### DATASET RECORDS:
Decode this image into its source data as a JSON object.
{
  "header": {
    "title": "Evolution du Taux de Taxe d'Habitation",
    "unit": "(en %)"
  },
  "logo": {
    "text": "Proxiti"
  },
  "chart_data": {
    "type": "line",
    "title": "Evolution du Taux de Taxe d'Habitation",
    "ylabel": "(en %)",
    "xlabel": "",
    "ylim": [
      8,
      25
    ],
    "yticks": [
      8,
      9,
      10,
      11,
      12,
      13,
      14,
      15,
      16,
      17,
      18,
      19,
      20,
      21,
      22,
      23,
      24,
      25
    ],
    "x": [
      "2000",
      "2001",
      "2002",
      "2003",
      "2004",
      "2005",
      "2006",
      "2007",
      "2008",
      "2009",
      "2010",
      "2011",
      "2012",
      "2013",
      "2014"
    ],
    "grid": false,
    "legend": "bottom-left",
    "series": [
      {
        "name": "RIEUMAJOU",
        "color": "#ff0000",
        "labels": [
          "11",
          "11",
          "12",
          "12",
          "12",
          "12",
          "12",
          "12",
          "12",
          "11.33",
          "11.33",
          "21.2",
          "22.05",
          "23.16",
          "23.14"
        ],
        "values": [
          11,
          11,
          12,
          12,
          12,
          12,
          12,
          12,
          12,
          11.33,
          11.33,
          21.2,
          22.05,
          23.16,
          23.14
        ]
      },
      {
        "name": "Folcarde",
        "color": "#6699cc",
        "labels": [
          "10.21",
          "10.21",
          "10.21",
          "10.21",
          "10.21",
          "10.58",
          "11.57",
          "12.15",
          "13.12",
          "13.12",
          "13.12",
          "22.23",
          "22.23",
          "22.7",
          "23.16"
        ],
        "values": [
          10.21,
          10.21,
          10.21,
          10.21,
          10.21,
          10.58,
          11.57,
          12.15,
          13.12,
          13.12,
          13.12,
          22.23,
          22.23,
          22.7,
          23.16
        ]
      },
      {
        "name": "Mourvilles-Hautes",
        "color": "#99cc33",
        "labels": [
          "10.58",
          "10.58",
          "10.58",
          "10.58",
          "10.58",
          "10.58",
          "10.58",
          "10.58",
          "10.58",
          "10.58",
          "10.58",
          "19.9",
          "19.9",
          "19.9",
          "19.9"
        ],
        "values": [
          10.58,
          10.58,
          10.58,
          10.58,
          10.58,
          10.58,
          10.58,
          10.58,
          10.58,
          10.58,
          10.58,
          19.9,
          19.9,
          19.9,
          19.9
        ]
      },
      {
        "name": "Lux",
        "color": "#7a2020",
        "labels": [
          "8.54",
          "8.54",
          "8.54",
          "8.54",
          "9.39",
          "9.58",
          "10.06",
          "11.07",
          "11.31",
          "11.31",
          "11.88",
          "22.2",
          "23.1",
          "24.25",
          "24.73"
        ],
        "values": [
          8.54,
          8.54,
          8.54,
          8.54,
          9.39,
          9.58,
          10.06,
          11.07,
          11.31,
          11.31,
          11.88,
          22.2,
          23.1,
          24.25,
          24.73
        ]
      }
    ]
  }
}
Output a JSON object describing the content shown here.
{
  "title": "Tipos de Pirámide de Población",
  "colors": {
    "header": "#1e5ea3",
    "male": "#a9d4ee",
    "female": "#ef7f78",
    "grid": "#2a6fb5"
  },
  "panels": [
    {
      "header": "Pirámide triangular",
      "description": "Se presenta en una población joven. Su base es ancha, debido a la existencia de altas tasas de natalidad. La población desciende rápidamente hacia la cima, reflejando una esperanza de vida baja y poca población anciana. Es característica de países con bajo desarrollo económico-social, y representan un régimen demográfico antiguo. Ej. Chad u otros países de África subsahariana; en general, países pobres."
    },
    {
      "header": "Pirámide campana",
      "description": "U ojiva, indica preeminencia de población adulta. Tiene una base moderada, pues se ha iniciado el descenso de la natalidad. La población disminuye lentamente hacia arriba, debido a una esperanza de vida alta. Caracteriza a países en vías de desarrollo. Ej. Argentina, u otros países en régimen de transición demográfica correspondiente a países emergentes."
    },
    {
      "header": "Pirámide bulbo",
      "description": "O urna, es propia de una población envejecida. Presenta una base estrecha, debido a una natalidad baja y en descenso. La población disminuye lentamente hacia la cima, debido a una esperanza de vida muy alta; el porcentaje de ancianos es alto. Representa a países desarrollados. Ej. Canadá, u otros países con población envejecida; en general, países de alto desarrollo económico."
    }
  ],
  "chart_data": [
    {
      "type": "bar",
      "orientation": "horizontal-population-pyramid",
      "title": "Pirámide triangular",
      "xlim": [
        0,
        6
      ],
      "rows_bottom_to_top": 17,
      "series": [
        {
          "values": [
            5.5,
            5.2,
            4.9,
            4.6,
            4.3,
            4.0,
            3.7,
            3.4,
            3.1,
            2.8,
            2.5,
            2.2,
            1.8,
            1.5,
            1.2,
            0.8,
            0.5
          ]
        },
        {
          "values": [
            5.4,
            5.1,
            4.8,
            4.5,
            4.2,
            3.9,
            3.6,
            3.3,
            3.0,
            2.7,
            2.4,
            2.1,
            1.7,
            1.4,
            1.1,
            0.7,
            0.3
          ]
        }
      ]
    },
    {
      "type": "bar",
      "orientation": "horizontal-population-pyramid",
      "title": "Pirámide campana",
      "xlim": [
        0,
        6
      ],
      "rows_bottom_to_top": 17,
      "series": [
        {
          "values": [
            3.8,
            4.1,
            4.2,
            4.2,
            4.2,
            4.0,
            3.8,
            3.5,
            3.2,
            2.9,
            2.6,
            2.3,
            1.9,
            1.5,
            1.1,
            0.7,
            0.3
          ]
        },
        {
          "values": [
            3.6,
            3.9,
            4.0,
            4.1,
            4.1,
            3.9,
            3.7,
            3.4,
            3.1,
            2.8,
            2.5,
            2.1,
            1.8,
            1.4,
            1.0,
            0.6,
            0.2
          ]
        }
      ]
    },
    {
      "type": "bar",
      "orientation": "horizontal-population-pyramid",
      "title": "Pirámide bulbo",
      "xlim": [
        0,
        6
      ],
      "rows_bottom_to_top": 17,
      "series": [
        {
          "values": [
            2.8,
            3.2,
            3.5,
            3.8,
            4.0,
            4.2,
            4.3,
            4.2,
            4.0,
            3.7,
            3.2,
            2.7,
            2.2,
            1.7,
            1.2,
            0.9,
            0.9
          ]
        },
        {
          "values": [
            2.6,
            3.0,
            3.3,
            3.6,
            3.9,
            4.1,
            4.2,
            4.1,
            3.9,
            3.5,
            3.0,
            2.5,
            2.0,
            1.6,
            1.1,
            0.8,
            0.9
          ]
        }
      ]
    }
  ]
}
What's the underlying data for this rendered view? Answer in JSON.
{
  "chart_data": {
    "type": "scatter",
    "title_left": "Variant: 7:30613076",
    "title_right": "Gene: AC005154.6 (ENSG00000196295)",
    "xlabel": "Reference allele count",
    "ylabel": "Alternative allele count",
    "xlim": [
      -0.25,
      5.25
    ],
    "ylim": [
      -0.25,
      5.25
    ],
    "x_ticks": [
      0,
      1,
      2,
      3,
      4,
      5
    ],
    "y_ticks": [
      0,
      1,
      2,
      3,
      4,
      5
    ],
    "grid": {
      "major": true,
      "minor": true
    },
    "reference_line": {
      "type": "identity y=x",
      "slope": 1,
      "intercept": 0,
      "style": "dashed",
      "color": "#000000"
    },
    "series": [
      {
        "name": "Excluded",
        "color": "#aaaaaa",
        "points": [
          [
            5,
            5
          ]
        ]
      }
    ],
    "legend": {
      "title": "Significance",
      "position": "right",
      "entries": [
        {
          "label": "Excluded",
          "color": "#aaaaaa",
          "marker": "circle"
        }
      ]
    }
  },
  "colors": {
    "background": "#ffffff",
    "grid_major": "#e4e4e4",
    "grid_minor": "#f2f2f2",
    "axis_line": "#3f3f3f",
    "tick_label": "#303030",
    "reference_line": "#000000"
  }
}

### WORK REQUIRED:
Pick out every line with the string "régimen" and copy it.

### TASK RESULT:
      "description": "Se presenta en una población joven. Su base es ancha, debido a la existencia de altas tasas de natalidad. La población desciende rápidamente hacia la cima, reflejando una esperanza de vida baja y poca población anciana. Es característica de países con bajo desarrollo económico-social, y representan un régimen demográfico antiguo. Ej. Chad u otros países de África subsahariana; en general, países pobres."
      "description": "U ojiva, indica preeminencia de población adulta. Tiene una base moderada, pues se ha iniciado el descenso de la natalidad. La población disminuye lentamente hacia arriba, debido a una esperanza de vida alta. Caracteriza a países en vías de desarrollo. Ej. Argentina, u otros países en régimen de transición demográfica correspondiente a países emergentes."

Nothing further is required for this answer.